*** Dataset excerpts

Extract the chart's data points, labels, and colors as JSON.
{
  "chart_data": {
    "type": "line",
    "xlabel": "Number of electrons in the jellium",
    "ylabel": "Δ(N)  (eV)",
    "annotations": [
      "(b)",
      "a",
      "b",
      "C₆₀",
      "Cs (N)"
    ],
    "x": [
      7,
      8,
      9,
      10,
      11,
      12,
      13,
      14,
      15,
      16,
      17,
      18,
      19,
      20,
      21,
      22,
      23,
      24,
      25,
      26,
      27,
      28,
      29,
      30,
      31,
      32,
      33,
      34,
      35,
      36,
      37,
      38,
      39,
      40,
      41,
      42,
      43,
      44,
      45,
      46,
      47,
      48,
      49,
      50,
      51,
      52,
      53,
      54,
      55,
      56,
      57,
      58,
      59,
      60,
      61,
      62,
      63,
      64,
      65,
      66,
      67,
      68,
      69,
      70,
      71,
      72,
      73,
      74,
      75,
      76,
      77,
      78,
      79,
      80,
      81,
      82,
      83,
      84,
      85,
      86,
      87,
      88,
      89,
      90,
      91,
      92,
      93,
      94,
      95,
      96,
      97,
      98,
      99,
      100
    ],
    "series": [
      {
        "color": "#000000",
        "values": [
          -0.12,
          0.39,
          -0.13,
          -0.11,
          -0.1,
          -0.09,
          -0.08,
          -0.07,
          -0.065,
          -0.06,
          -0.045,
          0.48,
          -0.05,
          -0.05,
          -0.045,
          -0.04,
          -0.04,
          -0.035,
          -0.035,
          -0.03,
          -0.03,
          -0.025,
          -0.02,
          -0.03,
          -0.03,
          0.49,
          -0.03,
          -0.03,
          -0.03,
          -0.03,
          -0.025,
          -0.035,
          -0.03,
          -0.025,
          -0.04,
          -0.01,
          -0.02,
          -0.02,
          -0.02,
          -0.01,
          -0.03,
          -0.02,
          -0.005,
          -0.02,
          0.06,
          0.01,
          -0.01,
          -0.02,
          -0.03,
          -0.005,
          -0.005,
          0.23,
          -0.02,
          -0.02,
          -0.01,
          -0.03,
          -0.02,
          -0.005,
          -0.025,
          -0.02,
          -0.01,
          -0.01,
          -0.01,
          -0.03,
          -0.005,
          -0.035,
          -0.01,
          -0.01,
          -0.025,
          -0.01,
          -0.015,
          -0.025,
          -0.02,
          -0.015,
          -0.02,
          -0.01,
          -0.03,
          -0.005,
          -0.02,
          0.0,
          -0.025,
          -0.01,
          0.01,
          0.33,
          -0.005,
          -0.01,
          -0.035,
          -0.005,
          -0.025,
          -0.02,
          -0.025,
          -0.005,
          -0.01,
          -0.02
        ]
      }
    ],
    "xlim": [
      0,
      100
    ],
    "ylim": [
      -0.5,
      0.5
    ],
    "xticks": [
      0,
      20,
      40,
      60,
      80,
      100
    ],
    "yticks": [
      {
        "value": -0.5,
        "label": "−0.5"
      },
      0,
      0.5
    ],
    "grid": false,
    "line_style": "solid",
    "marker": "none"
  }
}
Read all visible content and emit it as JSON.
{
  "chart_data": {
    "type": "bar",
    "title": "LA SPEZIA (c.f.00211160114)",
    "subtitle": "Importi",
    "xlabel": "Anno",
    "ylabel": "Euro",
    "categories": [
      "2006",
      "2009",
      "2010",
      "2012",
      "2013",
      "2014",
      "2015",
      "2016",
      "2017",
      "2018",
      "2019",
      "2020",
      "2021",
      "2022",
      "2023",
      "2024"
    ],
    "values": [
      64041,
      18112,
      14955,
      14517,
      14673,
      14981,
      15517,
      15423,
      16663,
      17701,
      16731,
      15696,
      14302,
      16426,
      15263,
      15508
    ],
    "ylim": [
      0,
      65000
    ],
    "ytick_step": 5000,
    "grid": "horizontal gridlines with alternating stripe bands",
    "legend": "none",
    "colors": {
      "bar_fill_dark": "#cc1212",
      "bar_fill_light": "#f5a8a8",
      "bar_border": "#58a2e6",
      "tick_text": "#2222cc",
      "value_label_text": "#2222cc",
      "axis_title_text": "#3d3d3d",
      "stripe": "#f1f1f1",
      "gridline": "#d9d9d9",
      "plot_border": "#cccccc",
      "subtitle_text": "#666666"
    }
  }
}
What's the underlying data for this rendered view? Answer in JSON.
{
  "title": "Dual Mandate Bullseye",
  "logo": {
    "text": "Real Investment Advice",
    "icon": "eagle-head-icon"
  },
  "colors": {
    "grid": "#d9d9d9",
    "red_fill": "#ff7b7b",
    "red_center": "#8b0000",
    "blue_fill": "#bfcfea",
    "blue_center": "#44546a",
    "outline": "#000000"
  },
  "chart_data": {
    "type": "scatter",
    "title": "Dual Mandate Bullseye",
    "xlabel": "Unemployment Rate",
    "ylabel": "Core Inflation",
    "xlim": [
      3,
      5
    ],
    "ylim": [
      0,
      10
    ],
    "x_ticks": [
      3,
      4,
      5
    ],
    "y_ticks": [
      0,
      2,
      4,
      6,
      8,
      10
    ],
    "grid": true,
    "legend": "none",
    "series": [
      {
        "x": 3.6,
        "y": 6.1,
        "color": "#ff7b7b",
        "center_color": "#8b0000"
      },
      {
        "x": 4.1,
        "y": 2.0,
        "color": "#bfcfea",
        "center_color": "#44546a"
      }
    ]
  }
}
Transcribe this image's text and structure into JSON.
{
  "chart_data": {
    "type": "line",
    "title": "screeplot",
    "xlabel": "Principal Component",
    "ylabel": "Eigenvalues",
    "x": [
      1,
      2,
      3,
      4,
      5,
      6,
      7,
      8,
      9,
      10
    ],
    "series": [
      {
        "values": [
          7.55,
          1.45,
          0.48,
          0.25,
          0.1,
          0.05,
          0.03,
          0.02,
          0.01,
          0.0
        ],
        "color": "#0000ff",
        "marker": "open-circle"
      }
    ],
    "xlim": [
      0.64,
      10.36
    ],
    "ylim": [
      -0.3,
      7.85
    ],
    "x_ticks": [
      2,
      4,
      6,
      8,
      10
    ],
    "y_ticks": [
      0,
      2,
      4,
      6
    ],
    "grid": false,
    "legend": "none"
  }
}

******

:: Given exercise ::
Search the material above for "ylabel". Pull out each line where it shows up.

:: Task output ::
    "ylabel": "Δ(N)  (eV)",
    "ylabel": "Euro",
    "ylabel": "Core Inflation",
    "ylabel": "Eigenvalues",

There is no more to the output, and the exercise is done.